**Exercise inputs**
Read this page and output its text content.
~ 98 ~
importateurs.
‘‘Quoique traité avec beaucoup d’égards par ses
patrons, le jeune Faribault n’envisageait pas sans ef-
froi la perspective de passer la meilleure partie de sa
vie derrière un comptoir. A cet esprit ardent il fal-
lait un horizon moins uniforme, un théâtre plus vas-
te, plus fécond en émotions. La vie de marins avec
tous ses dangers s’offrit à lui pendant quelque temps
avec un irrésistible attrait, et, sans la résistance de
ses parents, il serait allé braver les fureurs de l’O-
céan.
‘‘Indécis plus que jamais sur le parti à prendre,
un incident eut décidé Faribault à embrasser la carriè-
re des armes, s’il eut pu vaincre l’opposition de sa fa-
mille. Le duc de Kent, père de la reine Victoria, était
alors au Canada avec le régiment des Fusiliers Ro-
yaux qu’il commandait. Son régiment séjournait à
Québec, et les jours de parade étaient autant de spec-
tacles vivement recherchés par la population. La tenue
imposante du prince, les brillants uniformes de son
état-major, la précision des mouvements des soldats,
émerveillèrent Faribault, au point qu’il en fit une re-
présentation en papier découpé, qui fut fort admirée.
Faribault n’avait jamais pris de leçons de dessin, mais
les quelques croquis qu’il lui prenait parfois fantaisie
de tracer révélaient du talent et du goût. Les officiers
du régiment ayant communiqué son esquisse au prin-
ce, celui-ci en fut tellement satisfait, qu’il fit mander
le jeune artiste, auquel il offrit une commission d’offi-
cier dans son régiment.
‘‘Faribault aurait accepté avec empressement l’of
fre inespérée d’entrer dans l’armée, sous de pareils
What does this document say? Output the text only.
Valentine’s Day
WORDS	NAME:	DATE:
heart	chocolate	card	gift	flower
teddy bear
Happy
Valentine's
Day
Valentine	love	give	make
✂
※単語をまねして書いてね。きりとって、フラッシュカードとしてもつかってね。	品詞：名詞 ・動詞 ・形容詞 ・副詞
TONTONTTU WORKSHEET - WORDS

**Exercise objective**
From the data above, copy out every line with the string "offrit" in it.

**Correct answer**
tous ses dangers s’offrit à lui pendant quelque temps
le jeune artiste, auquel il offrit une commission d’offi-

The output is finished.